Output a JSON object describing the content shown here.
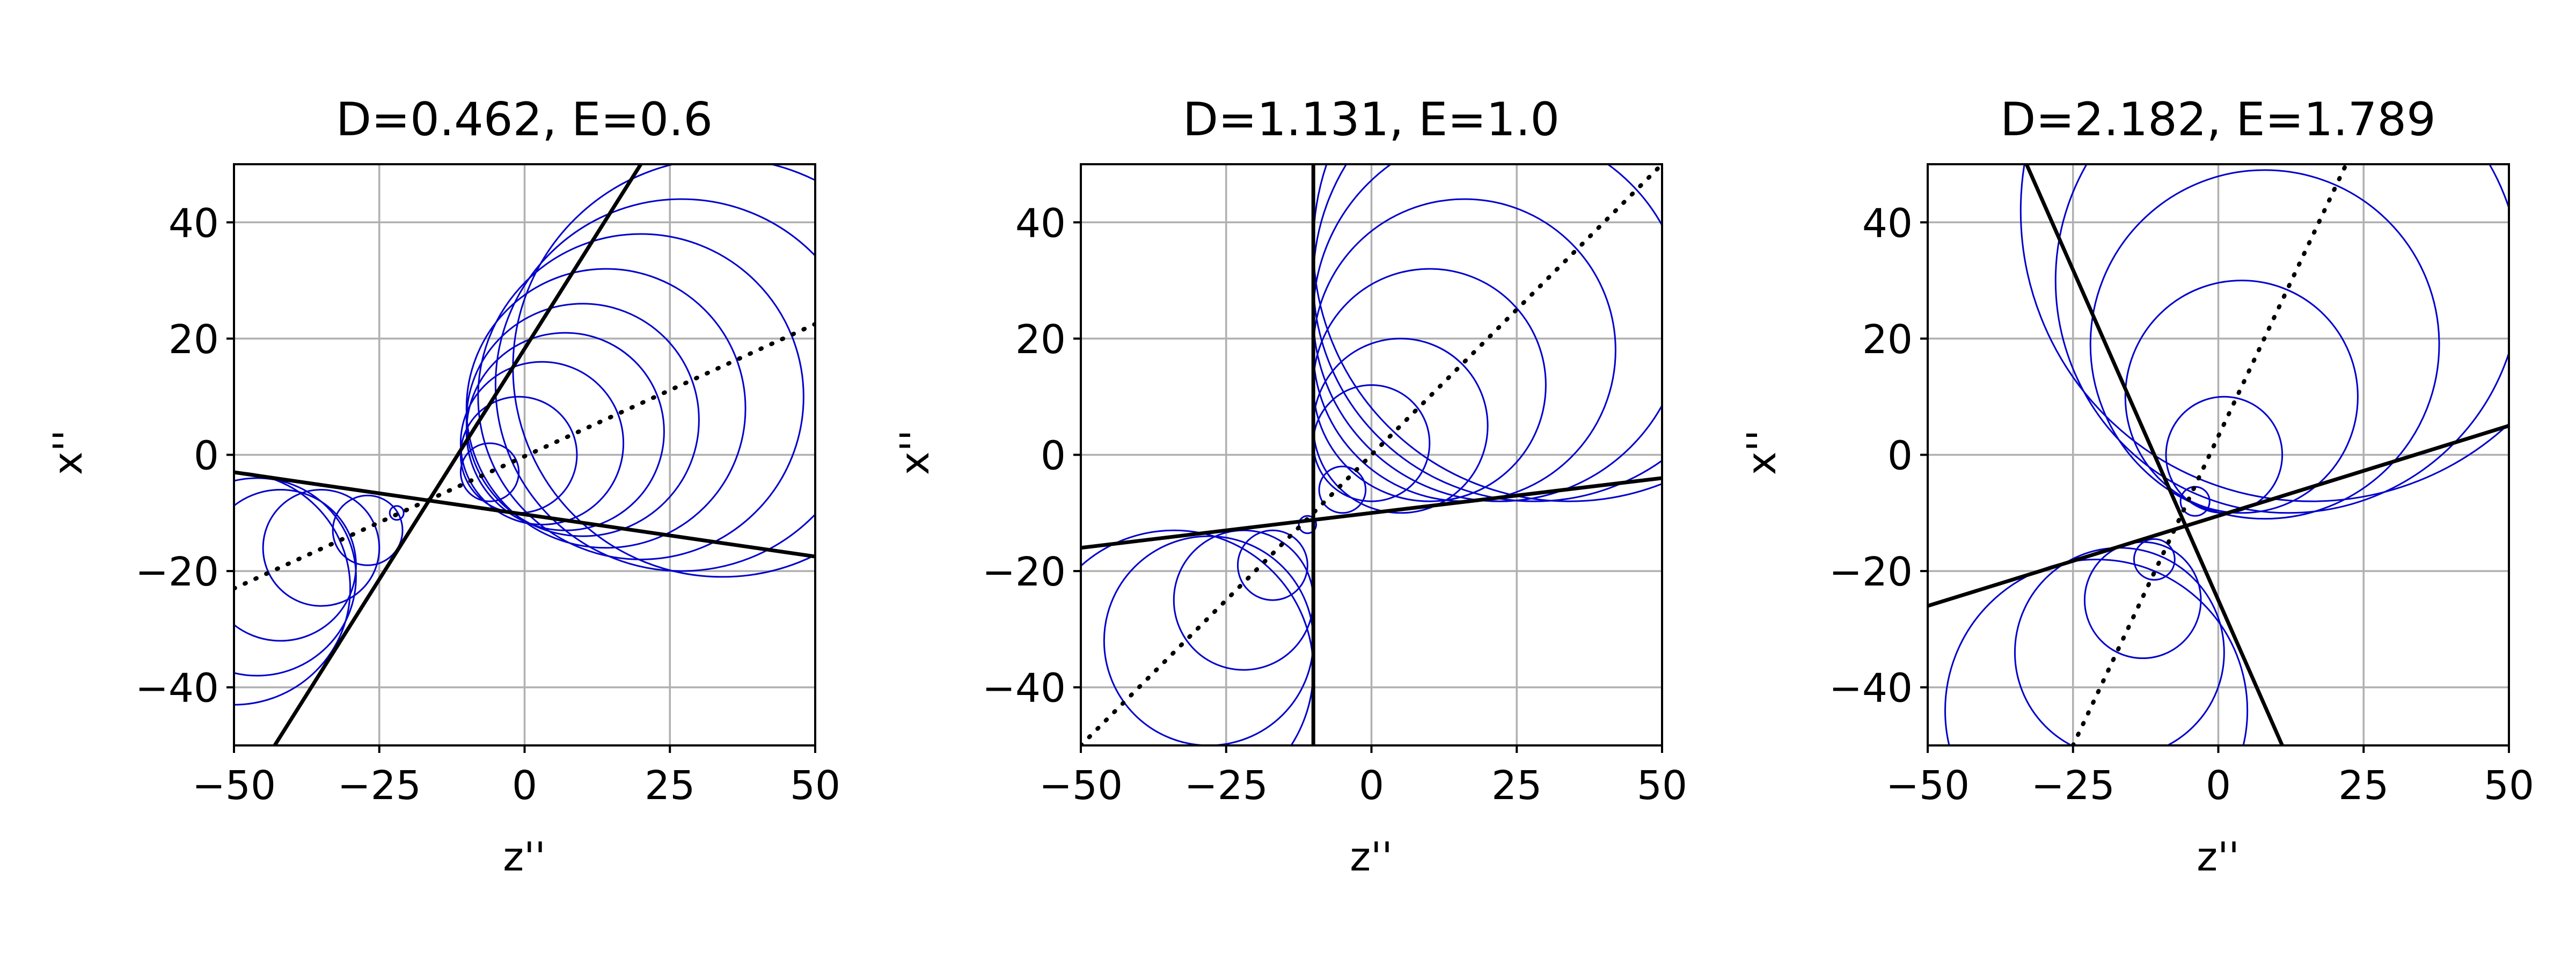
{
  "chart_data": [
    {
      "type": "line",
      "title": "D=0.462, E=0.6",
      "xlabel": "z''",
      "ylabel": "x''",
      "xlim": [
        -50,
        50
      ],
      "ylim": [
        -50,
        50
      ],
      "xticks": [
        -50,
        -25,
        0,
        25,
        50
      ],
      "yticks": [
        -40,
        -20,
        0,
        20,
        40
      ],
      "xtick_labels": [
        "−50",
        "−25",
        "0",
        "25",
        "50"
      ],
      "ytick_labels": [
        "−40",
        "−20",
        "0",
        "20",
        "40"
      ],
      "grid": true,
      "lines": [
        {
          "style": "solid",
          "color": "#000000",
          "points": [
            [
              -50,
              -3
            ],
            [
              50,
              -17.5
            ]
          ]
        },
        {
          "style": "solid",
          "color": "#000000",
          "points": [
            [
              -43,
              -50
            ],
            [
              20,
              50
            ]
          ]
        },
        {
          "style": "dotted",
          "color": "#000000",
          "points": [
            [
              -50,
              -23
            ],
            [
              50,
              22.5
            ]
          ]
        }
      ],
      "circles": [
        {
          "cx": -22,
          "cy": -10,
          "r": 1.2
        },
        {
          "cx": -6,
          "cy": -3,
          "r": 5
        },
        {
          "cx": -27,
          "cy": -13,
          "r": 6
        },
        {
          "cx": -1,
          "cy": 0,
          "r": 10
        },
        {
          "cx": -35,
          "cy": -16,
          "r": 10
        },
        {
          "cx": 3,
          "cy": 2,
          "r": 14
        },
        {
          "cx": -42,
          "cy": -19,
          "r": 13
        },
        {
          "cx": 7,
          "cy": 4,
          "r": 17
        },
        {
          "cx": -46,
          "cy": -21,
          "r": 17
        },
        {
          "cx": 10,
          "cy": 6,
          "r": 20
        },
        {
          "cx": -50,
          "cy": -23,
          "r": 20
        },
        {
          "cx": 14,
          "cy": 8,
          "r": 24
        },
        {
          "cx": 20,
          "cy": 10,
          "r": 28
        },
        {
          "cx": 27,
          "cy": 12,
          "r": 32
        },
        {
          "cx": 34,
          "cy": 15,
          "r": 36
        }
      ]
    },
    {
      "type": "line",
      "title": "D=1.131, E=1.0",
      "xlabel": "z''",
      "ylabel": "x''",
      "xlim": [
        -50,
        50
      ],
      "ylim": [
        -50,
        50
      ],
      "xticks": [
        -50,
        -25,
        0,
        25,
        50
      ],
      "yticks": [
        -40,
        -20,
        0,
        20,
        40
      ],
      "xtick_labels": [
        "−50",
        "−25",
        "0",
        "25",
        "50"
      ],
      "ytick_labels": [
        "−40",
        "−20",
        "0",
        "20",
        "40"
      ],
      "grid": true,
      "lines": [
        {
          "style": "solid",
          "color": "#000000",
          "points": [
            [
              -50,
              -16
            ],
            [
              50,
              -4
            ]
          ]
        },
        {
          "style": "solid",
          "color": "#000000",
          "points": [
            [
              -10,
              -50
            ],
            [
              -10,
              50
            ]
          ]
        },
        {
          "style": "dotted",
          "color": "#000000",
          "points": [
            [
              -50,
              -50
            ],
            [
              50,
              50
            ]
          ]
        }
      ],
      "circles": [
        {
          "cx": -11,
          "cy": -12,
          "r": 1.5
        },
        {
          "cx": -5,
          "cy": -6,
          "r": 4
        },
        {
          "cx": -17,
          "cy": -19,
          "r": 6
        },
        {
          "cx": 0,
          "cy": 2,
          "r": 10
        },
        {
          "cx": -22,
          "cy": -25,
          "r": 12
        },
        {
          "cx": 5,
          "cy": 5,
          "r": 15
        },
        {
          "cx": -28,
          "cy": -32,
          "r": 18
        },
        {
          "cx": 10,
          "cy": 12,
          "r": 20
        },
        {
          "cx": -34,
          "cy": -37,
          "r": 24
        },
        {
          "cx": 16,
          "cy": 18,
          "r": 26
        },
        {
          "cx": 22,
          "cy": 24,
          "r": 32
        },
        {
          "cx": 28,
          "cy": 30,
          "r": 38
        },
        {
          "cx": 34,
          "cy": 36,
          "r": 44
        }
      ]
    },
    {
      "type": "line",
      "title": "D=2.182, E=1.789",
      "xlabel": "z''",
      "ylabel": "x''",
      "xlim": [
        -50,
        50
      ],
      "ylim": [
        -50,
        50
      ],
      "xticks": [
        -50,
        -25,
        0,
        25,
        50
      ],
      "yticks": [
        -40,
        -20,
        0,
        20,
        40
      ],
      "xtick_labels": [
        "−50",
        "−25",
        "0",
        "25",
        "50"
      ],
      "ytick_labels": [
        "−40",
        "−20",
        "0",
        "20",
        "40"
      ],
      "grid": true,
      "lines": [
        {
          "style": "solid",
          "color": "#000000",
          "points": [
            [
              -50,
              -26
            ],
            [
              50,
              5
            ]
          ]
        },
        {
          "style": "solid",
          "color": "#000000",
          "points": [
            [
              -33,
              50
            ],
            [
              11,
              -50
            ]
          ]
        },
        {
          "style": "dotted",
          "color": "#000000",
          "points": [
            [
              -25,
              -50
            ],
            [
              22,
              50
            ]
          ]
        }
      ],
      "circles": [
        {
          "cx": -4,
          "cy": -8,
          "r": 2.5
        },
        {
          "cx": -11,
          "cy": -18,
          "r": 3.5
        },
        {
          "cx": 1,
          "cy": 0,
          "r": 10
        },
        {
          "cx": -13,
          "cy": -25,
          "r": 10
        },
        {
          "cx": 4,
          "cy": 10,
          "r": 20
        },
        {
          "cx": -17,
          "cy": -34,
          "r": 18
        },
        {
          "cx": 8,
          "cy": 19,
          "r": 30
        },
        {
          "cx": -21,
          "cy": -44,
          "r": 26
        },
        {
          "cx": 12,
          "cy": 30,
          "r": 40
        },
        {
          "cx": 16,
          "cy": 42,
          "r": 50
        }
      ]
    }
  ]
}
━━━━
**Problem requirements:** Write the listing out a second time exactly, dropping all images.

**Written reply:**
Output a JSON object describing the content shown here.
{
  "chart_data": [
    {
      "type": "line",
      "title": "D=0.462, E=0.6",
      "xlabel": "z''",
      "ylabel": "x''",
      "xlim": [
        -50,
        50
      ],
      "ylim": [
        -50,
        50
      ],
      "xticks": [
        -50,
        -25,
        0,
        25,
        50
      ],
      "yticks": [
        -40,
        -20,
        0,
        20,
        40
      ],
      "xtick_labels": [
        "−50",
        "−25",
        "0",
        "25",
        "50"
      ],
      "ytick_labels": [
        "−40",
        "−20",
        "0",
        "20",
        "40"
      ],
      "grid": true,
      "lines": [
        {
          "style": "solid",
          "color": "#000000",
          "points": [
            [
              -50,
              -3
            ],
            [
              50,
              -17.5
            ]
          ]
        },
        {
          "style": "solid",
          "color": "#000000",
          "points": [
            [
              -43,
              -50
            ],
            [
              20,
              50
            ]
          ]
        },
        {
          "style": "dotted",
          "color": "#000000",
          "points": [
            [
              -50,
              -23
            ],
            [
              50,
              22.5
            ]
          ]
        }
      ],
      "circles": [
        {
          "cx": -22,
          "cy": -10,
          "r": 1.2
        },
        {
          "cx": -6,
          "cy": -3,
          "r": 5
        },
        {
          "cx": -27,
          "cy": -13,
          "r": 6
        },
        {
          "cx": -1,
          "cy": 0,
          "r": 10
        },
        {
          "cx": -35,
          "cy": -16,
          "r": 10
        },
        {
          "cx": 3,
          "cy": 2,
          "r": 14
        },
        {
          "cx": -42,
          "cy": -19,
          "r": 13
        },
        {
          "cx": 7,
          "cy": 4,
          "r": 17
        },
        {
          "cx": -46,
          "cy": -21,
          "r": 17
        },
        {
          "cx": 10,
          "cy": 6,
          "r": 20
        },
        {
          "cx": -50,
          "cy": -23,
          "r": 20
        },
        {
          "cx": 14,
          "cy": 8,
          "r": 24
        },
        {
          "cx": 20,
          "cy": 10,
          "r": 28
        },
        {
          "cx": 27,
          "cy": 12,
          "r": 32
        },
        {
          "cx": 34,
          "cy": 15,
          "r": 36
        }
      ]
    },
    {
      "type": "line",
      "title": "D=1.131, E=1.0",
      "xlabel": "z''",
      "ylabel": "x''",
      "xlim": [
        -50,
        50
      ],
      "ylim": [
        -50,
        50
      ],
      "xticks": [
        -50,
        -25,
        0,
        25,
        50
      ],
      "yticks": [
        -40,
        -20,
        0,
        20,
        40
      ],
      "xtick_labels": [
        "−50",
        "−25",
        "0",
        "25",
        "50"
      ],
      "ytick_labels": [
        "−40",
        "−20",
        "0",
        "20",
        "40"
      ],
      "grid": true,
      "lines": [
        {
          "style": "solid",
          "color": "#000000",
          "points": [
            [
              -50,
              -16
            ],
            [
              50,
              -4
            ]
          ]
        },
        {
          "style": "solid",
          "color": "#000000",
          "points": [
            [
              -10,
              -50
            ],
            [
              -10,
              50
            ]
          ]
        },
        {
          "style": "dotted",
          "color": "#000000",
          "points": [
            [
              -50,
              -50
            ],
            [
              50,
              50
            ]
          ]
        }
      ],
      "circles": [
        {
          "cx": -11,
          "cy": -12,
          "r": 1.5
        },
        {
          "cx": -5,
          "cy": -6,
          "r": 4
        },
        {
          "cx": -17,
          "cy": -19,
          "r": 6
        },
        {
          "cx": 0,
          "cy": 2,
          "r": 10
        },
        {
          "cx": -22,
          "cy": -25,
          "r": 12
        },
        {
          "cx": 5,
          "cy": 5,
          "r": 15
        },
        {
          "cx": -28,
          "cy": -32,
          "r": 18
        },
        {
          "cx": 10,
          "cy": 12,
          "r": 20
        },
        {
          "cx": -34,
          "cy": -37,
          "r": 24
        },
        {
          "cx": 16,
          "cy": 18,
          "r": 26
        },
        {
          "cx": 22,
          "cy": 24,
          "r": 32
        },
        {
          "cx": 28,
          "cy": 30,
          "r": 38
        },
        {
          "cx": 34,
          "cy": 36,
          "r": 44
        }
      ]
    },
    {
      "type": "line",
      "title": "D=2.182, E=1.789",
      "xlabel": "z''",
      "ylabel": "x''",
      "xlim": [
        -50,
        50
      ],
      "ylim": [
        -50,
        50
      ],
      "xticks": [
        -50,
        -25,
        0,
        25,
        50
      ],
      "yticks": [
        -40,
        -20,
        0,
        20,
        40
      ],
      "xtick_labels": [
        "−50",
        "−25",
        "0",
        "25",
        "50"
      ],
      "ytick_labels": [
        "−40",
        "−20",
        "0",
        "20",
        "40"
      ],
      "grid": true,
      "lines": [
        {
          "style": "solid",
          "color": "#000000",
          "points": [
            [
              -50,
              -26
            ],
            [
              50,
              5
            ]
          ]
        },
        {
          "style": "solid",
          "color": "#000000",
          "points": [
            [
              -33,
              50
            ],
            [
              11,
              -50
            ]
          ]
        },
        {
          "style": "dotted",
          "color": "#000000",
          "points": [
            [
              -25,
              -50
            ],
            [
              22,
              50
            ]
          ]
        }
      ],
      "circles": [
        {
          "cx": -4,
          "cy": -8,
          "r": 2.5
        },
        {
          "cx": -11,
          "cy": -18,
          "r": 3.5
        },
        {
          "cx": 1,
          "cy": 0,
          "r": 10
        },
        {
          "cx": -13,
          "cy": -25,
          "r": 10
        },
        {
          "cx": 4,
          "cy": 10,
          "r": 20
        },
        {
          "cx": -17,
          "cy": -34,
          "r": 18
        },
        {
          "cx": 8,
          "cy": 19,
          "r": 30
        },
        {
          "cx": -21,
          "cy": -44,
          "r": 26
        },
        {
          "cx": 12,
          "cy": 30,
          "r": 40
        },
        {
          "cx": 16,
          "cy": 42,
          "r": 50
        }
      ]
    }
  ]
}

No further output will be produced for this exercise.